Repeat the material exactly, every line of it.

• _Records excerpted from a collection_
# # # # #

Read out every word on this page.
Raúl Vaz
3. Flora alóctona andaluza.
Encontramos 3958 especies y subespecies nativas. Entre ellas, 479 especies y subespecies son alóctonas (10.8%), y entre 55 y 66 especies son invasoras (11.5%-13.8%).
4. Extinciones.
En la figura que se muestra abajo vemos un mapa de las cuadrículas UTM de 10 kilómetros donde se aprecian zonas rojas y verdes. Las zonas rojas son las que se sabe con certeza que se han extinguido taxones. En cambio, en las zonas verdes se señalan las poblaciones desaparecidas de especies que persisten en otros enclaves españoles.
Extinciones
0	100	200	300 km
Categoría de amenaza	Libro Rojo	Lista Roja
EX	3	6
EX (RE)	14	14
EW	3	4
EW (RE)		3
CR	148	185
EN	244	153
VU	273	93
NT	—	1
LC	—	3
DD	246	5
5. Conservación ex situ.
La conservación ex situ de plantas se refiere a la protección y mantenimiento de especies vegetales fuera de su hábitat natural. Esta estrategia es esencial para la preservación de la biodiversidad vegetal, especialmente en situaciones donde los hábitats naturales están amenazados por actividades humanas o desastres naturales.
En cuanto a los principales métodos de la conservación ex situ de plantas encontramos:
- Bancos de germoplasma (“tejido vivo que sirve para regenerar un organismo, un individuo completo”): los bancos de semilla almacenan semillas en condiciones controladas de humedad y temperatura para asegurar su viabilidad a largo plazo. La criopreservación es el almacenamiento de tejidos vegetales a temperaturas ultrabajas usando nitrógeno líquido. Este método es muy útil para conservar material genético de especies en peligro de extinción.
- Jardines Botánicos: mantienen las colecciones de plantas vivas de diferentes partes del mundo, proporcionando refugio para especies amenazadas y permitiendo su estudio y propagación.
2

# # # # #

• _Task answer_
Read out every word on this page.
Raúl Vaz
3. Flora alóctona andaluza.
Encontramos 3958 especies y subespecies nativas. Entre ellas, 479 especies y subespecies son alóctonas (10.8%), y entre 55 y 66 especies son invasoras (11.5%-13.8%).
4. Extinciones.
En la figura que se muestra abajo vemos un mapa de las cuadrículas UTM de 10 kilómetros donde se aprecian zonas rojas y verdes. Las zonas rojas son las que se sabe con certeza que se han extinguido taxones. En cambio, en las zonas verdes se señalan las poblaciones desaparecidas de especies que persisten en otros enclaves españoles.
Extinciones
0	100	200	300 km
Categoría de amenaza	Libro Rojo	Lista Roja
EX	3	6
EX (RE)	14	14
EW	3	4
EW (RE)		3
CR	148	185
EN	244	153
VU	273	93
NT	—	1
LC	—	3
DD	246	5
5. Conservación ex situ.
La conservación ex situ de plantas se refiere a la protección y mantenimiento de especies vegetales fuera de su hábitat natural. Esta estrategia es esencial para la preservación de la biodiversidad vegetal, especialmente en situaciones donde los hábitats naturales están amenazados por actividades humanas o desastres naturales.
En cuanto a los principales métodos de la conservación ex situ de plantas encontramos:
- Bancos de germoplasma (“tejido vivo que sirve para regenerar un organismo, un individuo completo”): los bancos de semilla almacenan semillas en condiciones controladas de humedad y temperatura para asegurar su viabilidad a largo plazo. La criopreservación es el almacenamiento de tejidos vegetales a temperaturas ultrabajas usando nitrógeno líquido. Este método es muy útil para conservar material genético de especies en peligro de extinción.
- Jardines Botánicos: mantienen las colecciones de plantas vivas de diferentes partes del mundo, proporcionando refugio para especies amenazadas y permitiendo su estudio y propagación.
2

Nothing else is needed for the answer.